● **Work item**: Please return every line below that contains the string "cellular".

Figure content listings:
*** Block opens ***
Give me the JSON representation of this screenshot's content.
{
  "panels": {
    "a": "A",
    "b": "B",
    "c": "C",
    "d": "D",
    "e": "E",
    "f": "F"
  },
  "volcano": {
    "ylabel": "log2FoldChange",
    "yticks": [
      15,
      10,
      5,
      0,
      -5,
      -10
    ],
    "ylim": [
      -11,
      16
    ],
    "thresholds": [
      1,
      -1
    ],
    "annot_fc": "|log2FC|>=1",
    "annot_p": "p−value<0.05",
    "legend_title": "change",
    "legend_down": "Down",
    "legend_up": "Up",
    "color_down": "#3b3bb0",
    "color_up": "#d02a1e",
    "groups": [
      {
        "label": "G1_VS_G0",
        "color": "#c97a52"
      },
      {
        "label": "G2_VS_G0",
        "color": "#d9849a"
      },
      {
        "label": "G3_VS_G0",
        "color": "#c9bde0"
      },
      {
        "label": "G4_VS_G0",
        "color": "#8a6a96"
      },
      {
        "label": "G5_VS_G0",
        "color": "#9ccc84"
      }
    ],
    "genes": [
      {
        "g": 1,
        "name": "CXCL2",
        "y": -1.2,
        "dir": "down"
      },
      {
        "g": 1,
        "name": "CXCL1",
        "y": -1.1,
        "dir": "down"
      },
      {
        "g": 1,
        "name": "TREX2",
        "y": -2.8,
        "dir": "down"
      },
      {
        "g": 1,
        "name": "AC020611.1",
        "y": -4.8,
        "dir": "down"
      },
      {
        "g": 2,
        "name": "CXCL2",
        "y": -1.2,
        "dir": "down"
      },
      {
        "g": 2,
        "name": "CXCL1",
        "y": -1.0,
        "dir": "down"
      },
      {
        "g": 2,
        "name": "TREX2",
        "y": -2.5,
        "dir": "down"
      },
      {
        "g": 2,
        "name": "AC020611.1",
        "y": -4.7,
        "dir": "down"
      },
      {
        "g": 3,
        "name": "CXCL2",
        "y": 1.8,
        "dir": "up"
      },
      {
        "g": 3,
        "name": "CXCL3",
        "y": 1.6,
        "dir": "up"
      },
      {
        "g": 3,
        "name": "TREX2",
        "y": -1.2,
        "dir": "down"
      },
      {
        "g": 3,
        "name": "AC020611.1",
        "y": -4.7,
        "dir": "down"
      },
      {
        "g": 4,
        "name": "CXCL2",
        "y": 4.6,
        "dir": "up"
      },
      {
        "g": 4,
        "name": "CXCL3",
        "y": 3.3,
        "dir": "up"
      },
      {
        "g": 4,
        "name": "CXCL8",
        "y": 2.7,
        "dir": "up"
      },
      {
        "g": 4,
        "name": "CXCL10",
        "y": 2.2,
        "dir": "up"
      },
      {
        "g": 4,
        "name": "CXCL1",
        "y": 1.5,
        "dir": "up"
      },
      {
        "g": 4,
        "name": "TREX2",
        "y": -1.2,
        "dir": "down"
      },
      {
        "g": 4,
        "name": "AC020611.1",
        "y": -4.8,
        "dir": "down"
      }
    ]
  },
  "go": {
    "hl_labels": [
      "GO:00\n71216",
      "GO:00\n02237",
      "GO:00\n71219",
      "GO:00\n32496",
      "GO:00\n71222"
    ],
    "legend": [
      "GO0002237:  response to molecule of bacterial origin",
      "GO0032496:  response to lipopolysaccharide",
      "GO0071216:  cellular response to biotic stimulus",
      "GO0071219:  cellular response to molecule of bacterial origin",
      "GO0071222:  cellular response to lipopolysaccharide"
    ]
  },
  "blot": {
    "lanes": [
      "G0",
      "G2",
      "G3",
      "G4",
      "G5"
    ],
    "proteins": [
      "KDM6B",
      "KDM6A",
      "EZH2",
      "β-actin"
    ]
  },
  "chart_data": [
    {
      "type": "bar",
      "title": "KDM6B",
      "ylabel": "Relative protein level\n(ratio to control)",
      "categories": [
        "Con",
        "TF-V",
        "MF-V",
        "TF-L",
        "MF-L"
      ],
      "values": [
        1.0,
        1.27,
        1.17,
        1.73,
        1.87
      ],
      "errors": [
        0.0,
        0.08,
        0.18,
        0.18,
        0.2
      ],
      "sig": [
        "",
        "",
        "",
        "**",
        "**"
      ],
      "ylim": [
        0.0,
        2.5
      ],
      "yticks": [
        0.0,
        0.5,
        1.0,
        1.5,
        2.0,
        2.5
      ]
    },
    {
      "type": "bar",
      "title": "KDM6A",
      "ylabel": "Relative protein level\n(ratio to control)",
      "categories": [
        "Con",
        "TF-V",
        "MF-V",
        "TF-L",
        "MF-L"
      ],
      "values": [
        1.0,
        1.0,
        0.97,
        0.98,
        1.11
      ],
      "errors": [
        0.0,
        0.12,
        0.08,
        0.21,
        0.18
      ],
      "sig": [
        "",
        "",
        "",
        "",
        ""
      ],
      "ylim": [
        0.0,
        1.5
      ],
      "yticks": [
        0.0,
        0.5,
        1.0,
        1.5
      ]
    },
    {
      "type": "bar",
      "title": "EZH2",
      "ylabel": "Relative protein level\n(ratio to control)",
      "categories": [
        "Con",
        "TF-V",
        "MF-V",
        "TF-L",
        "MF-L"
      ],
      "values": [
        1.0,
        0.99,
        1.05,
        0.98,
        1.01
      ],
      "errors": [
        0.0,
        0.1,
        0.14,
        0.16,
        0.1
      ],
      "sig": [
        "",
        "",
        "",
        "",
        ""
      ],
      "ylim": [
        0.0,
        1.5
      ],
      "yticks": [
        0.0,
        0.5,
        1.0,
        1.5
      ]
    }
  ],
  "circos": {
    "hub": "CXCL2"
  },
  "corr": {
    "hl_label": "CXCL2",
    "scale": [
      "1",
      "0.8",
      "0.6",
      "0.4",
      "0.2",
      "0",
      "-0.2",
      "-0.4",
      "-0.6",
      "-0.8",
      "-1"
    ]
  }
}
*** Block closes ***
*** Block opens ***
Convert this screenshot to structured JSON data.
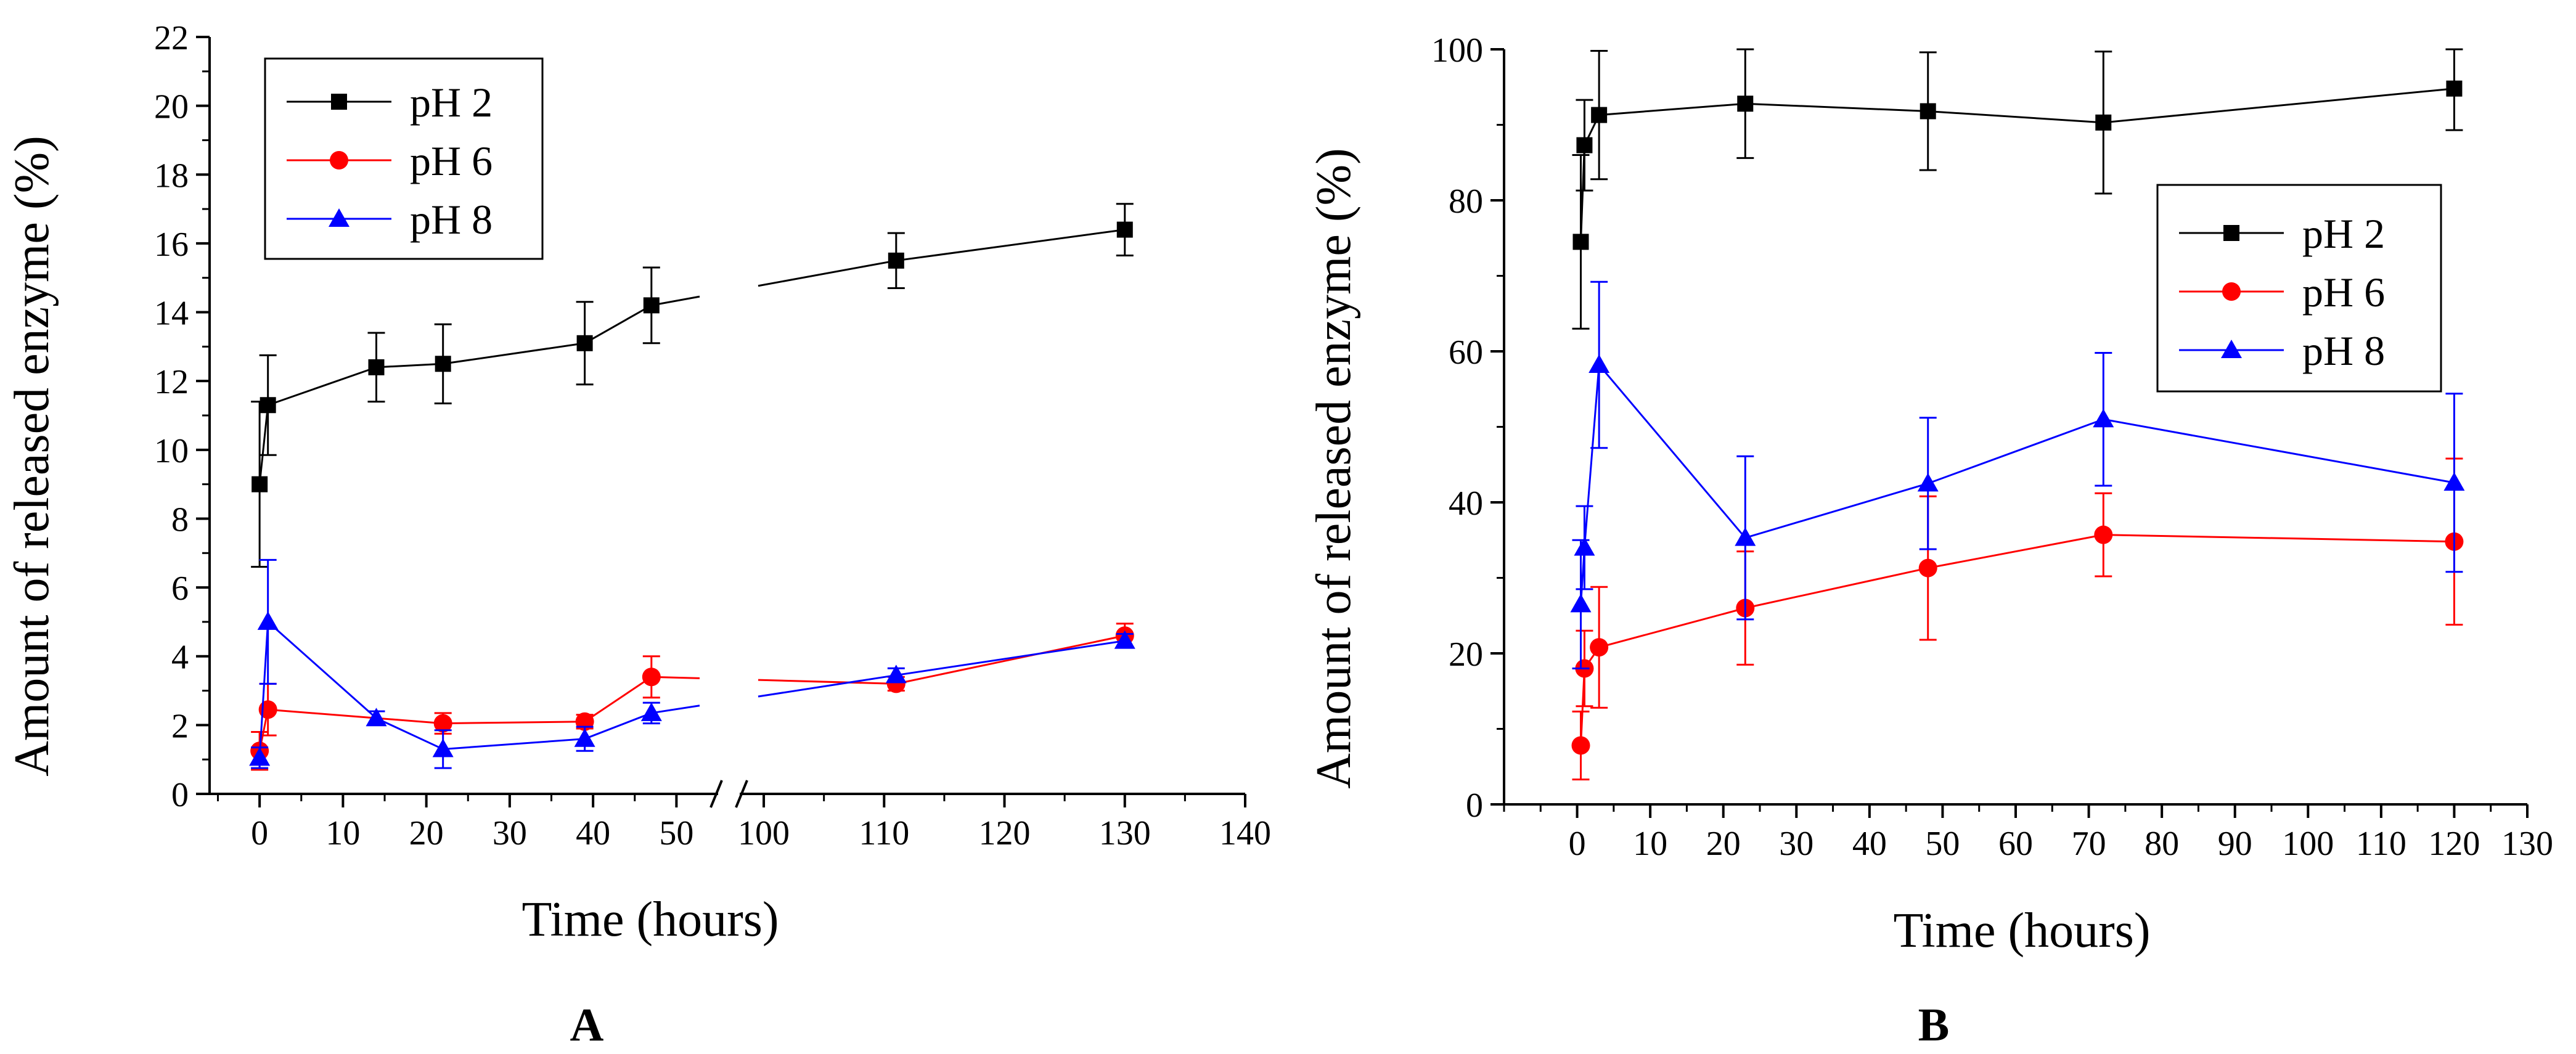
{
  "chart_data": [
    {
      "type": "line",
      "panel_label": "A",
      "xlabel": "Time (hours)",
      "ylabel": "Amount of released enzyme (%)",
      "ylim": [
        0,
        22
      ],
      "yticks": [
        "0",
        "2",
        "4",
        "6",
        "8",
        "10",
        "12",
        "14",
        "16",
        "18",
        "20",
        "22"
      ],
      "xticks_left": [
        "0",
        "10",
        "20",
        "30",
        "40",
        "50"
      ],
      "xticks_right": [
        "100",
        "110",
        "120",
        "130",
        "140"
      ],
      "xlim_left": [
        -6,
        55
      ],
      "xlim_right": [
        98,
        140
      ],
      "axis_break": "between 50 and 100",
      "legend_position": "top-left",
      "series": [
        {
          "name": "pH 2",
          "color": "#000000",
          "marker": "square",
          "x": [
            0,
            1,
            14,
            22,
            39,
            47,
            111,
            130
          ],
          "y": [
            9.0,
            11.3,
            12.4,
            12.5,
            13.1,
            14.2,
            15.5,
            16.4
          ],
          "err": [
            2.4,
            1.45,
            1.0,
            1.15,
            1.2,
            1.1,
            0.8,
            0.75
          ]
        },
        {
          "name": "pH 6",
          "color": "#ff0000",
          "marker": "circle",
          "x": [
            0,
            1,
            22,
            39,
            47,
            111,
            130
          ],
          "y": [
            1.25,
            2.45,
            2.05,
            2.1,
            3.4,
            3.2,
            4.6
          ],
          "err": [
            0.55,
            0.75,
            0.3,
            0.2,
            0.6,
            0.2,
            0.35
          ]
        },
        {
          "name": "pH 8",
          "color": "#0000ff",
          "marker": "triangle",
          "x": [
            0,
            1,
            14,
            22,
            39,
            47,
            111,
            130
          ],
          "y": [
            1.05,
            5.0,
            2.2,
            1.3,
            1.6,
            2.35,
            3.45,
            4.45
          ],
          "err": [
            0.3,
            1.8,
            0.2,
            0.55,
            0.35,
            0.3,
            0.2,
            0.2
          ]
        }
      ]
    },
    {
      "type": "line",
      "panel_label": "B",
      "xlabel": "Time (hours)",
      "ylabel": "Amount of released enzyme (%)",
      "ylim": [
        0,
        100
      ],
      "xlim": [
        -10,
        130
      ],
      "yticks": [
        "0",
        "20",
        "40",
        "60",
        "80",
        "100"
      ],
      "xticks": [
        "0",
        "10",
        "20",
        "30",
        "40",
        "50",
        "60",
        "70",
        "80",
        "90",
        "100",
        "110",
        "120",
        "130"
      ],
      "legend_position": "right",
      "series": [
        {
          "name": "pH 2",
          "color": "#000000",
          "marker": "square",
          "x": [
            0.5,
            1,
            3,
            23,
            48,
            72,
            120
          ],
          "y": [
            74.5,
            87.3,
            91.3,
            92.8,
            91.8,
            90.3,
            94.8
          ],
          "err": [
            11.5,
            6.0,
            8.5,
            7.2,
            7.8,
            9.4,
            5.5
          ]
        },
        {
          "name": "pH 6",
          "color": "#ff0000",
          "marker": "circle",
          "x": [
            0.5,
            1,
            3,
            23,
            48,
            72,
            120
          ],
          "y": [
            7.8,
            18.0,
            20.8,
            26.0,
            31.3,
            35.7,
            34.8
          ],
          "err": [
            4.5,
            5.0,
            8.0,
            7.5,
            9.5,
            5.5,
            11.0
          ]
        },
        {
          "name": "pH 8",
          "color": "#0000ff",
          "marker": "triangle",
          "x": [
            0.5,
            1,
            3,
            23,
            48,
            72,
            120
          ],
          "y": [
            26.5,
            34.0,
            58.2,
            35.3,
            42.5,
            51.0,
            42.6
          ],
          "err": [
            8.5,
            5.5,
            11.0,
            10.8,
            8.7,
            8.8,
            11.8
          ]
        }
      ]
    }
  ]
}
*** Block closes ***
● **Problem solution**:
      "GO0071216:  cellular response to biotic stimulus",
      "GO0071219:  cellular response to molecule of bacterial origin",
      "GO0071222:  cellular response to lipopolysaccharide"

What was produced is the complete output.